> DIRECTIONS
1 – In the Clarsach text, retype the passage from "I build statistical" to "that later on." without changing a word.
2 – According to the Clarsach text, how much faster is its pure Python code for applying responses to data than the C++ implementation?
3 – Proceed with the Clarsach text from the point where it stops.

> GIVEN TEXT
··········

I'm going to show that you can do parameter estimation for X-ray spectra in pure python.
This implementation is fairly rudimentary; this is because at the moment, we have no XSPEC models, and this doesn't take into account things like backgrounds and combined models. But technically, all of this is possible. We might extend this notebook in the future with more complex examples.
I build statistical models, some of which are hierarchical and quite complex. As such, interfacing with existing X-ray spectroscopy tools is exceedingly difficult, because many things are either hard-coded, or simply not documented.
This library is an attempt to build a few light-weight tools that can be easily combined to a more complex model without having to install XSPEC, ISIS or sherpa (and deal with the corresponding dependencies). At this point, Clarsach
only depends on a few Python packages. More dependencies might follow as we add XSPEC models, but it currently includes a pure Python implementation of the code that applies responses to data. This is ~20 times faster than the C++ implementation, so watch out for us adding that later on.
With spectral-timing getting more and more traction, being able to combine spectral models with timing methods is becoming increasingly more important, and we're going to need these building blocks supplied in this package for continuing this work.
It is not a spectral fitting package. There are already three excellent packages out there, we don't really feel like we need to reinvent the wheel. This library only supplies some basic tools that are crucial for building new spectral models (statistical models, that is, not physical ones). You can build your own model out of this following some of the code we've supplied below, or build even more complex tools; it's up to you. We don't aim to supply a full solution, just the building blocks. You'll have to do the actual building yourself.
We're going to use a simulated spectrum of a pure power law, since we don't currently have an interface XSPEC spectral models. We have a simulated Chandra/ACIS spectrum in this repo for you to use.
Let's first load some packages we'll need:
In [1]:
%matplotlib inline
import matplotlib.pyplot as plt
try:
import seaborn as sns
except ImportError:
print("No seaborn installed. Oh well.")

··········

[Annotated element entries]
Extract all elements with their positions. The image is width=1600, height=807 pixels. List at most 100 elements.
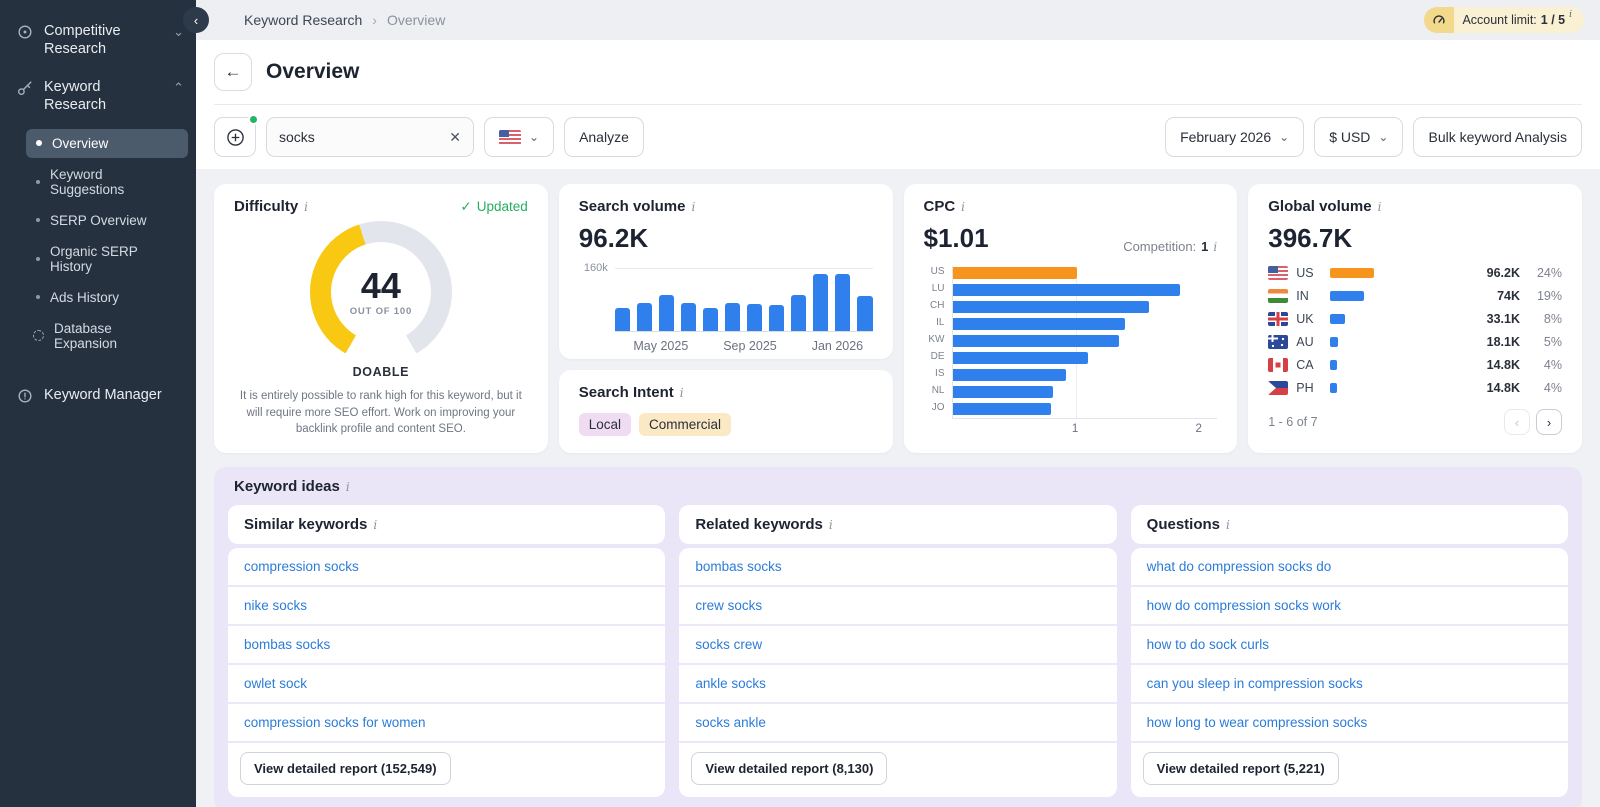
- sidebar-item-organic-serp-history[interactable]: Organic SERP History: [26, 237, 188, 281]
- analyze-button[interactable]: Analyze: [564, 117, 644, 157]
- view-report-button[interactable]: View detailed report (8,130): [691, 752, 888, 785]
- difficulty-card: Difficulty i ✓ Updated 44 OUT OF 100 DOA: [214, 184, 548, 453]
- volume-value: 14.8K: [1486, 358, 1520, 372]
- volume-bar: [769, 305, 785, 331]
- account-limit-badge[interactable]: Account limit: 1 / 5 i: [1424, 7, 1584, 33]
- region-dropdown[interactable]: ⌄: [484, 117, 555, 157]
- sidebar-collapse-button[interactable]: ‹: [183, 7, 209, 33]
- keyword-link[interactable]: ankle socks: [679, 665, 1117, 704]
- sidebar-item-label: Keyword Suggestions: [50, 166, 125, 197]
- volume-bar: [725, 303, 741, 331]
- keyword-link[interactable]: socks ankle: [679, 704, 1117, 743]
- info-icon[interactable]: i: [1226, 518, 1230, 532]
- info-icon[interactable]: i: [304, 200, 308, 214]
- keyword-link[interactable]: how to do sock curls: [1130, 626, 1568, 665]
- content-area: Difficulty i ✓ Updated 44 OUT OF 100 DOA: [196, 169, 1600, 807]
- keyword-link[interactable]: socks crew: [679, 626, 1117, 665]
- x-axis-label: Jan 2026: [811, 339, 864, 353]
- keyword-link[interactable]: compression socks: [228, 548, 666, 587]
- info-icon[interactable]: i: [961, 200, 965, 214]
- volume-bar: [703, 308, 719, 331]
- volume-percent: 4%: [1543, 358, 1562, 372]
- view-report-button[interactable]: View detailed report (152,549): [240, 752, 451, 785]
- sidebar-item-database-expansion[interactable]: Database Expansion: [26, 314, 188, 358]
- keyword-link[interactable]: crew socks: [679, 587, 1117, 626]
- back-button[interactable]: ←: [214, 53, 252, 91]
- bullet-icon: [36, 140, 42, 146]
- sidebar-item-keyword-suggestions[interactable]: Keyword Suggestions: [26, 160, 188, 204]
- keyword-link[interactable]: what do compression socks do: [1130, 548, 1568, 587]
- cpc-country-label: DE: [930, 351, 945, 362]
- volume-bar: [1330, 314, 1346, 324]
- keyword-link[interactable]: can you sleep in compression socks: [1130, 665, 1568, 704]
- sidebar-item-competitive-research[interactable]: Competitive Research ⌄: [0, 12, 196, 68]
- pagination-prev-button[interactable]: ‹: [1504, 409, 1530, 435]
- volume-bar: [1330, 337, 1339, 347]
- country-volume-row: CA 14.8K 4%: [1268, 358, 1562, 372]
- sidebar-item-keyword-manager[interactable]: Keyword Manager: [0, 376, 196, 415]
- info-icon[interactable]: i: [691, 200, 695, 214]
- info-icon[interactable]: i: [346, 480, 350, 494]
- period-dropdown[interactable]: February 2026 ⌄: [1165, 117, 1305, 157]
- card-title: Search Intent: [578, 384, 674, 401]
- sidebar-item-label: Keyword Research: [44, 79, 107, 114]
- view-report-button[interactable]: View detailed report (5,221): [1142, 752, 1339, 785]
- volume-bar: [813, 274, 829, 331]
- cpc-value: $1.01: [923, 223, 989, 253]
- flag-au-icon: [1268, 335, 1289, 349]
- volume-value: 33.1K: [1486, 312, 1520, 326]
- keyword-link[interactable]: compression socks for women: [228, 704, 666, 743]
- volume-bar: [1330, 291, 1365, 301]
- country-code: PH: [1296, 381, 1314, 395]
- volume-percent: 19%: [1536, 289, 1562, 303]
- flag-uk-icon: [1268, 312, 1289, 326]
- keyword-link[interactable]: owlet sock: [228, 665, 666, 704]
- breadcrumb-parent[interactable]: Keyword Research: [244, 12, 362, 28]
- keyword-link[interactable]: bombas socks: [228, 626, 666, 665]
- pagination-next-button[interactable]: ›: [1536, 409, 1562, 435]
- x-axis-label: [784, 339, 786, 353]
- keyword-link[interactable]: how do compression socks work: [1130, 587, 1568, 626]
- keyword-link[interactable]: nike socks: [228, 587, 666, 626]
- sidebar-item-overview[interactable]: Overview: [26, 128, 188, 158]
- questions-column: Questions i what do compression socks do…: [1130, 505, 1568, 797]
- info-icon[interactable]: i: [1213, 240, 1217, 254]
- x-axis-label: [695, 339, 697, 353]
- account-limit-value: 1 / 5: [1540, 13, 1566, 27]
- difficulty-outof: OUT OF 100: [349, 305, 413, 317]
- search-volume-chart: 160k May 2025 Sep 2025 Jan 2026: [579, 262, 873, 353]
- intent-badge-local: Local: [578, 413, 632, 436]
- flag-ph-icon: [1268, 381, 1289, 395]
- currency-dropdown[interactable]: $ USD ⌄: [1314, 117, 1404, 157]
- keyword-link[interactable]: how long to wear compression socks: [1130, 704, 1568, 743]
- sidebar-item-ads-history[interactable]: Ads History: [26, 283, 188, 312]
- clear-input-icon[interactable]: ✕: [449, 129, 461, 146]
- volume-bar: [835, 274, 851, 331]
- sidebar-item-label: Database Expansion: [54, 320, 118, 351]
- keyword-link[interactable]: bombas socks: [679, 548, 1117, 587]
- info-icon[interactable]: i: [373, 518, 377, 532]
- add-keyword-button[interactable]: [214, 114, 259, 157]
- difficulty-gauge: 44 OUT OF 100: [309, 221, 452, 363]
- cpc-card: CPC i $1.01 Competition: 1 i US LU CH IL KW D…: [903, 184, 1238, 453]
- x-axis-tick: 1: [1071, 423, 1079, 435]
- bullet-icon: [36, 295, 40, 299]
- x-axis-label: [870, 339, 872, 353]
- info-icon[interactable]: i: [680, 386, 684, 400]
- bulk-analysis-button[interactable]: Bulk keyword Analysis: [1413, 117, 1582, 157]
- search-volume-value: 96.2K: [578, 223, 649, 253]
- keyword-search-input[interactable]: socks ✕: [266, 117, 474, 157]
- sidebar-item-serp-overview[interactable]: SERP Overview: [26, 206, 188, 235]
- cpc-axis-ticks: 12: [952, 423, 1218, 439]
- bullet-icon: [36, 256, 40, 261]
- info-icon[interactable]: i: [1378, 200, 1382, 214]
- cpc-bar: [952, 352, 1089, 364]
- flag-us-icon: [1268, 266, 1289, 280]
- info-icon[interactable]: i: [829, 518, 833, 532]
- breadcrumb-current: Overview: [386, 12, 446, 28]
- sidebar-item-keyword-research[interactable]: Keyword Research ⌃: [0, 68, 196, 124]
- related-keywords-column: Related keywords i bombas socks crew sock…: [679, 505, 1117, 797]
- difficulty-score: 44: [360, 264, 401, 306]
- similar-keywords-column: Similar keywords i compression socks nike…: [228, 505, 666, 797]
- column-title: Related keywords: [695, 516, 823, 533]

··········

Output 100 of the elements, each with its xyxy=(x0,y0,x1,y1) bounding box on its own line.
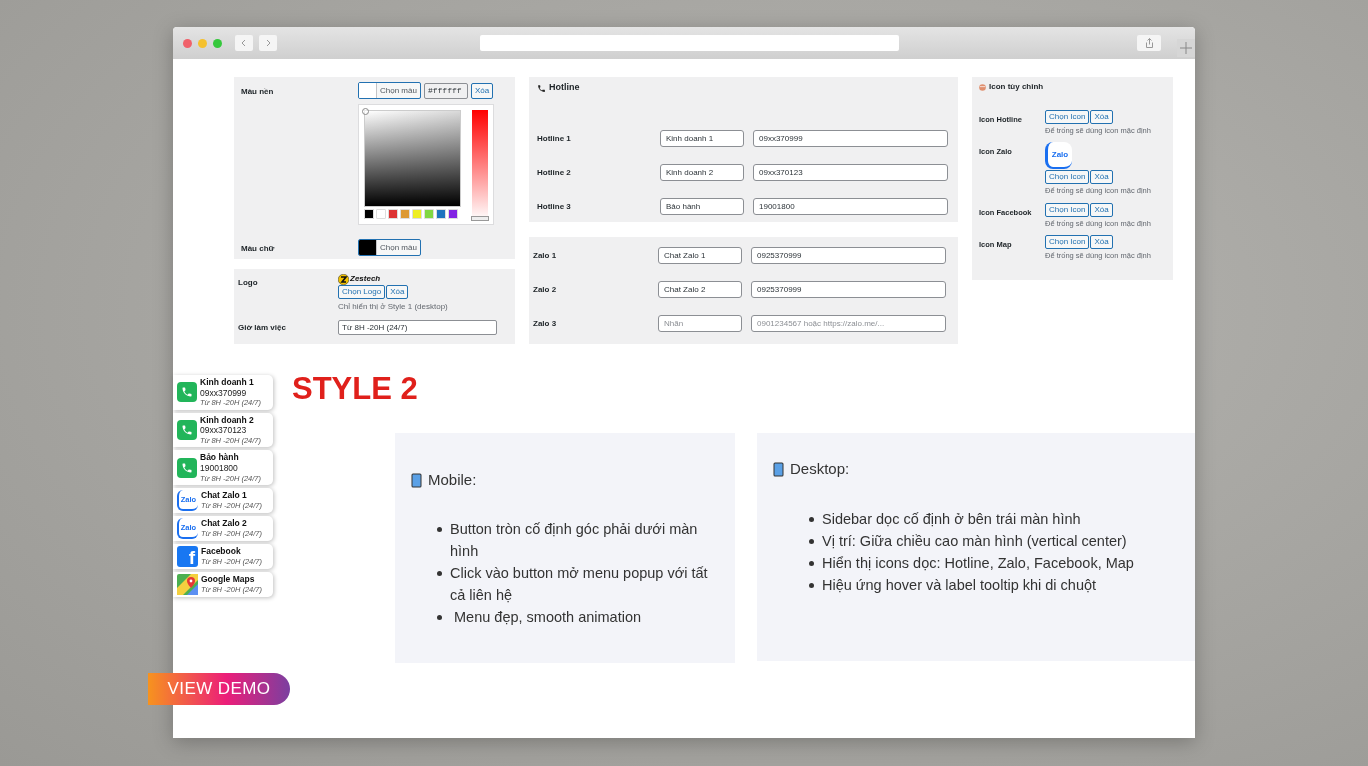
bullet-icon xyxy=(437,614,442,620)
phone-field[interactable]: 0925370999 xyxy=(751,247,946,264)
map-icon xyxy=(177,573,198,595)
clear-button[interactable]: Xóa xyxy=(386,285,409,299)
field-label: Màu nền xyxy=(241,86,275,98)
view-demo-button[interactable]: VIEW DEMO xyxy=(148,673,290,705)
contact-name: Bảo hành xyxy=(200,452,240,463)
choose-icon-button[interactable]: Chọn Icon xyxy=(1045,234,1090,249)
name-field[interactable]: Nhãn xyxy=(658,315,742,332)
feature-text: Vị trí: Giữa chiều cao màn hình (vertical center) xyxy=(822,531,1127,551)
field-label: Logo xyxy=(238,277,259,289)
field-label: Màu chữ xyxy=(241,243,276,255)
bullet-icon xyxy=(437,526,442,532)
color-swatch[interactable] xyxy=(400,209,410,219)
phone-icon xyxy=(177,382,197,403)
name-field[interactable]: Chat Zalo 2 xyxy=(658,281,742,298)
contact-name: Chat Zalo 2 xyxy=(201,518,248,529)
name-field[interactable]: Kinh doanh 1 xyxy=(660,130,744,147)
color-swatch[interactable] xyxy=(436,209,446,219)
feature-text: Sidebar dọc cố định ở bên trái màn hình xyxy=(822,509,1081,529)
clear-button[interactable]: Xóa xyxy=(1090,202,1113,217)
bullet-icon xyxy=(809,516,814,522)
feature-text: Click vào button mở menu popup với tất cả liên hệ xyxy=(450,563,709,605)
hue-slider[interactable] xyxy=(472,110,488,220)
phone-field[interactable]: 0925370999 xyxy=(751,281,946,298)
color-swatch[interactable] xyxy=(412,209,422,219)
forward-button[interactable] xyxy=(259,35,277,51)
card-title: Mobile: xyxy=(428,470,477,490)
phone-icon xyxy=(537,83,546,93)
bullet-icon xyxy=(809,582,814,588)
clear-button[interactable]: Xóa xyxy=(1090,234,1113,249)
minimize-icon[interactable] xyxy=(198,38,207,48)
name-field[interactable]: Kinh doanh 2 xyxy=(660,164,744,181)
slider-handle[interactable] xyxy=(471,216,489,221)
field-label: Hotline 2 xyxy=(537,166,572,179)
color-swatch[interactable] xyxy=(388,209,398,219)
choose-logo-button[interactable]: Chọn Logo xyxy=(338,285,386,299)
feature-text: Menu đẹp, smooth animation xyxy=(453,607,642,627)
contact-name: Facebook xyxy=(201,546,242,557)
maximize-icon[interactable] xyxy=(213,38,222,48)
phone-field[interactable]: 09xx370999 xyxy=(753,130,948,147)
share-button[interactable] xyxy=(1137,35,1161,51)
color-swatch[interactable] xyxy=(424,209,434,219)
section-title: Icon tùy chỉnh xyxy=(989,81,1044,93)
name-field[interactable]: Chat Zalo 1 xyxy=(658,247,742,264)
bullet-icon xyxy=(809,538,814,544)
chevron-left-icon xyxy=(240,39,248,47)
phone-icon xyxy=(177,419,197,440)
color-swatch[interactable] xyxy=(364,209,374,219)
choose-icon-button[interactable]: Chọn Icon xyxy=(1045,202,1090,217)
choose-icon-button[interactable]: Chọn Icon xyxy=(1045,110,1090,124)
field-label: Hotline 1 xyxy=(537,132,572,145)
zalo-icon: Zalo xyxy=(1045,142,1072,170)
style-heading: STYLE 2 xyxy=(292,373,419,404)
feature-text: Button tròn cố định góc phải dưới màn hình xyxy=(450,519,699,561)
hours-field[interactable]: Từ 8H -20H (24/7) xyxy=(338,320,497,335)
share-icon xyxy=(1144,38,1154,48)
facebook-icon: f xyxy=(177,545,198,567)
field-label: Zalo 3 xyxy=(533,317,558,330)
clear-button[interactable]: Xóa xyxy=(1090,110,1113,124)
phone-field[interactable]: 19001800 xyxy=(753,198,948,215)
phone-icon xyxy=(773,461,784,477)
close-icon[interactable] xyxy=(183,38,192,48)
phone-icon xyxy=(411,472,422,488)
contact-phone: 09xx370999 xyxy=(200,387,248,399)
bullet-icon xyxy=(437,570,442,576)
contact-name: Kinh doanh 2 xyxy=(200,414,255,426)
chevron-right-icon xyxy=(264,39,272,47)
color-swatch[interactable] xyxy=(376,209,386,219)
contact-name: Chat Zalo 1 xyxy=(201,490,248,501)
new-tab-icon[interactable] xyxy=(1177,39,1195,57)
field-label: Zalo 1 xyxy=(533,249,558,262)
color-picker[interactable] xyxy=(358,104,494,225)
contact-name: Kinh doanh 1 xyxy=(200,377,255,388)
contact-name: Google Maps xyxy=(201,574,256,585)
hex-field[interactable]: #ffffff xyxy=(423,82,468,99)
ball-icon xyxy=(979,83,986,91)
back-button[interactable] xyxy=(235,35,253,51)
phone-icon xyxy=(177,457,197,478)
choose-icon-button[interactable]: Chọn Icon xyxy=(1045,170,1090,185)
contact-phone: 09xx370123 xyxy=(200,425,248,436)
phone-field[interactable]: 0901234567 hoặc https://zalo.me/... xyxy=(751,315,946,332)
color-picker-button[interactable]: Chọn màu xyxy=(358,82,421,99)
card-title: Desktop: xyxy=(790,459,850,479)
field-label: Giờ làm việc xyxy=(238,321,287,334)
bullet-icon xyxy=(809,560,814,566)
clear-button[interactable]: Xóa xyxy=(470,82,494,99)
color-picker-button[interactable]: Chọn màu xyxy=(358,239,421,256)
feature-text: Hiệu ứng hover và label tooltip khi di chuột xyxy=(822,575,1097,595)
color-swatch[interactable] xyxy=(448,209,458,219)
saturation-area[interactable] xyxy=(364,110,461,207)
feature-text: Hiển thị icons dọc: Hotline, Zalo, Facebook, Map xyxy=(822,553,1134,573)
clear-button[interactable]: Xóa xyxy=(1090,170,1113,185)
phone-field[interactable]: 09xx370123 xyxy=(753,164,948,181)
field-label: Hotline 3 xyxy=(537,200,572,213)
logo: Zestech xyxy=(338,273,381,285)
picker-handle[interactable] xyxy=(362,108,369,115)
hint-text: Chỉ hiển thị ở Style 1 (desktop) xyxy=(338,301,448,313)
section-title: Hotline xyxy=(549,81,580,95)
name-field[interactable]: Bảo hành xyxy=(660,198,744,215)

··········

> ANSWERS PROVIDED
1 –
I build statistical models, some of which are hierarchical and quite complex. As such, interfacing with existing X-ray spectroscopy tools is exceedingly difficult, because many things are either hard-coded, or simply not documented.
This library is an attempt to build a few light-weight tools that can be easily combined to a more complex model without having to install XSPEC, ISIS or sherpa (and deal with the corresponding dependencies). At this point, Clarsach
only depends on a few Python packages. More dependencies might follow as we add XSPEC models, but it currently includes a pure Python implementation of the code that applies responses to data. This is ~20 times faster than the C++ implementation, so watch out for us adding that later on.

2 – About 20 times faster.

3 –
import numpy as np
from scipy.special import gammaln as scipy_gammaln
import scipy.stats
import astropy.io.fits as fits
import astropy.modeling.models as models
from astropy.modeling.fitting import _fitter_to_model_params
from clarsach import respond
from clarsach.spectrum import XSpectrum
from clarsach.models.powerlaw import Powerlaw
Let's load the actual data. We're going to use astropy
to do that:
In [2]:
phafile = "./fake_acis.pha"
pha_list = fits.open(phafile)
Since this is Chandra data, we know where all the relevant information is:
In [3]:
bin_lo = pha_list[1].data.field("BIN_LO")
bin_hi = pha_list[1].data.field("BIN_HI")
bin_mid = bin_lo + (bin_hi - bin_lo)/2.
channels = pha_list[1].data.field("CHANNEL")
counts = pha_list[1].data.field("COUNTS")
In [4]:
respfile = pha_list[1].header["RESPFILE"]
arffile = pha_list[1].header["ANCRFILE"]
Let's plot the raw spectrum:
In [5]:
plt.figure()
plt.figure(figsize=(10,7))
plt.plot(bin_mid, counts)
Out[5]:
Ok, great! Now we can load the ARF and RMF:
In [6]:
arf = respond.ARF(arffile)
rmf = respond.RMF(respfile)
There's also an XSPECTRUM
class that makes all of this much easier:
In [7]:
spec = XSpectrum(phafile)
spec
now also contains the ARF and RMF and can be used for various things.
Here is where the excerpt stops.